## TASKS TO CARRY OUT:
(1) In the text below about the C.R.A.C.K. program, list in order the words that the organization's name stands for.
(2) Write a continuation of the text below about the C.R.A.C.K. program, picking up after its final sentence.

## TEXT UNDER STUDY:
Segment Open

That one regret is over something that took place a few years
ago, when Lisa agreed to participate in a program that pays
addicts to submit to sterilization or long-term birth control
in exchange for $200.
“It
is not like I was coerced in anyway to have my tubes tied,”
said Lisa, who chose tubal ligation, a permanent form of birth
control. “But when you are dealing with an active addict and
money, it doesn’t take much to convince a person to do anything.
It’s always ‘act first and think later.’ ”
The organization that Lisa got involved with is called C.R.A.C.K.,
Children Requiring a Caring Kommunity. Based in Orange County,
California, the group offers cash incentives for women who
are addicted to drugs and alcohol to use long-term or permanent
birth control.
“It
makes far greater sense to spend $200 now,” said Barbara Harris,
founder and director of C.R.A.C.K, “to prevent an addict from
getting pregnant, rather then spending millions after she
has a baby that needs serious medical care and a lifetime
of support. . . . It is better that they are not conceived.”
Harris started the program in 1997 after she adopted four
babies addicted to crack cocaine. She first lobbied in California
for legislation that would require addicts to submit to long-term
birth control. After that attempt failed, she started C.R.A.C.K.
on her own, with most of the funding coming from private donations.
“There
are too many kids who are born and who have serious complications,”
said Harris. “Even for those who are able to overcome prenatal
neglect, they go on to foster homes. Then, at age 18, they
become homeless. At least, if people are on birth control,
they won’t get pregnant and give birth to a baby that is only
going to be taken away from them anyway.”

Segment Closed

## RECORD SET:

Segment Open

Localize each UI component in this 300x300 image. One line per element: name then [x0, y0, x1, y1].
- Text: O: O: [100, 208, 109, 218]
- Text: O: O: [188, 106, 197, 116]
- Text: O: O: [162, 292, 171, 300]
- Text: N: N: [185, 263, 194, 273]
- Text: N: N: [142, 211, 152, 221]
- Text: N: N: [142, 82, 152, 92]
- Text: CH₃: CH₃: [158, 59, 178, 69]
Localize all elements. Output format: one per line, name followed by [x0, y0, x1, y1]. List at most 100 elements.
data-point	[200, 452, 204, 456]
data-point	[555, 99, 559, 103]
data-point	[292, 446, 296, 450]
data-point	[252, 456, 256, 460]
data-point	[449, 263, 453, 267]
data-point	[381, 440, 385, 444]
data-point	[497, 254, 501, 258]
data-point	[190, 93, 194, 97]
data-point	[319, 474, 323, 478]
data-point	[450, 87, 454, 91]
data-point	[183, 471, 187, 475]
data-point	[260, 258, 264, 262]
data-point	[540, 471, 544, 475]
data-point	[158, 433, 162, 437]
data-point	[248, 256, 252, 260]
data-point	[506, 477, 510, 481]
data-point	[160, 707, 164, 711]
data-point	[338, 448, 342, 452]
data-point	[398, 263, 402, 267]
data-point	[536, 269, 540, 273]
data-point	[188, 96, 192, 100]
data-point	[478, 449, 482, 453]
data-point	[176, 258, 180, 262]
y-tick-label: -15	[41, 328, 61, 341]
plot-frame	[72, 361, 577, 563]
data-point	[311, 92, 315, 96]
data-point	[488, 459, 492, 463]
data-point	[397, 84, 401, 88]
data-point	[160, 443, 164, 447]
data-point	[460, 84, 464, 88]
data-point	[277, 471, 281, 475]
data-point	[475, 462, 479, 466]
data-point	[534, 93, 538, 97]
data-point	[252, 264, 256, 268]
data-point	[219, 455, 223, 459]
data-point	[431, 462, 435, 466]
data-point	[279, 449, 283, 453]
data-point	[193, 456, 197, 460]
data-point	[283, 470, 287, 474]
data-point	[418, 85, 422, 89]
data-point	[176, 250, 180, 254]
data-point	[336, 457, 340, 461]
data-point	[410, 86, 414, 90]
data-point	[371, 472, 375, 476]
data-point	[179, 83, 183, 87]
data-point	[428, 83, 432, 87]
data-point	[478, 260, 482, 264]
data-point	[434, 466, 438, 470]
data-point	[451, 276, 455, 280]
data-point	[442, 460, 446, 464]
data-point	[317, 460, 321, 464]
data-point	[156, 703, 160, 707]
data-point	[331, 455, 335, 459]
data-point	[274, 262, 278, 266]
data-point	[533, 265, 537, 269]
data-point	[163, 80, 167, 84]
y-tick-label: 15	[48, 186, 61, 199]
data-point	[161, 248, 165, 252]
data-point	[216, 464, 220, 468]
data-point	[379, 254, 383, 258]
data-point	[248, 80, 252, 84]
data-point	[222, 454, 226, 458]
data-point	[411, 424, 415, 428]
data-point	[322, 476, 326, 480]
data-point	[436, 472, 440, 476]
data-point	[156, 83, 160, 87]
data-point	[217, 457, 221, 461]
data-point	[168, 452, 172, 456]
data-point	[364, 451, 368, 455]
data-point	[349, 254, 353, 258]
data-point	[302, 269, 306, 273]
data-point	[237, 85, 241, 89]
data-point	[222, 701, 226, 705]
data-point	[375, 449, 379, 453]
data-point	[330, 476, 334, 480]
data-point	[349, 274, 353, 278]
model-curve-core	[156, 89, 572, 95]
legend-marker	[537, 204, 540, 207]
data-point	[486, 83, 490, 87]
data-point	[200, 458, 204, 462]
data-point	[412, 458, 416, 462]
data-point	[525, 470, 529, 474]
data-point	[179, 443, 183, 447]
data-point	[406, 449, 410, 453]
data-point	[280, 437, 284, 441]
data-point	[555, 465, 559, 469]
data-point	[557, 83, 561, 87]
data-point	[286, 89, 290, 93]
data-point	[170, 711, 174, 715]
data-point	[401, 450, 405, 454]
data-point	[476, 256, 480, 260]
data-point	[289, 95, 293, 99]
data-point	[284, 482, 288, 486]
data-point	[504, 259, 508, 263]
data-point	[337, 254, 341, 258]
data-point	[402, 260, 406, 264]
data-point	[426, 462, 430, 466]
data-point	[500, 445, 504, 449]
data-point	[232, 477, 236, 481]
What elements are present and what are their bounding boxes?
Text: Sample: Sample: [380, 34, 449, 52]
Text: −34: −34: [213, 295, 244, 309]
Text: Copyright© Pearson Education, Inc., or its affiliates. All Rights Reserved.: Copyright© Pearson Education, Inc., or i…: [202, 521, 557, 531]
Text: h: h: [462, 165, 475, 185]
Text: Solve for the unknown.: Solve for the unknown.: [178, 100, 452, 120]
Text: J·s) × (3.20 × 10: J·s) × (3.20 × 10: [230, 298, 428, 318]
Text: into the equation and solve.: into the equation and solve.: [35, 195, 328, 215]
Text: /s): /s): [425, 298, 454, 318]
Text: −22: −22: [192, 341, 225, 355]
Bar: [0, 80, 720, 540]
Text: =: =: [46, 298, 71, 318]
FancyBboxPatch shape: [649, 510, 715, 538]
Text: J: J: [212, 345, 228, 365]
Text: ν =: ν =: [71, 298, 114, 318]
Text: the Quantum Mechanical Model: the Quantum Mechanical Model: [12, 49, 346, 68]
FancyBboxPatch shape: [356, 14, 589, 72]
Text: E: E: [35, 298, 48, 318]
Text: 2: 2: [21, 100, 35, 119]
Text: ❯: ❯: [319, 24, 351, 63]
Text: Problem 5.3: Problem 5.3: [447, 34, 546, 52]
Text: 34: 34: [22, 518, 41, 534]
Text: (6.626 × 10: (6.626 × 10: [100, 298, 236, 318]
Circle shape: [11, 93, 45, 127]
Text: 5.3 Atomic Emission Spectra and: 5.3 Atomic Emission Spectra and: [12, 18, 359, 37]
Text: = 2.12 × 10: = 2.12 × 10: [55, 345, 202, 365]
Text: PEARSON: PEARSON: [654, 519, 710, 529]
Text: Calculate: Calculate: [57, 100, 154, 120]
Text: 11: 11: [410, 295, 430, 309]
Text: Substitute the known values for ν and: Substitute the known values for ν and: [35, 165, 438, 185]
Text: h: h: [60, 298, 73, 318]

Segment Closed

## ANSWERS:
(1) Children, Requiring, a, Caring, Kommunity

(2)
But not everyone sees Harris’ program in such a favorable
light. Many groups, including the National Black Women’s Health
Project, National Advocates for Pregnant Women, Family Watch,
American Public Health Association and Planned Parenthood,
are outraged by the project. Some have claimed that it is
a form of eugenics. Many groups have posted warnings on their
Web sites that the program targets communities of color and
poor people with coercive population-control strategies.
“I
think it is people playing God when they try to stipulate
who needs to not have children, who needs to have children,”
said Patricia Austin, a former addiction counselor at Whitney
Young Health Center’s methadone clinic in Albany. “This is
a form of eugenics when you target one particular population
of people.” Austin said money alone is going to get a lot
of women to do it because they are addicted to drugs, and
addicts are not in a healthy mindset to make these kinds of
decisions.
Harris’ response is that if you can’t trust a woman with a
reproductive choice, how can you trust her with a baby?
“I
think it’s racist to say that I am just targeting black people
or poor people because that is saying that only black or poor
people are addicts,” said Harris. “It’s not fair to these
kids that are born with the cards stacked against them and
they don’t stand a chance.”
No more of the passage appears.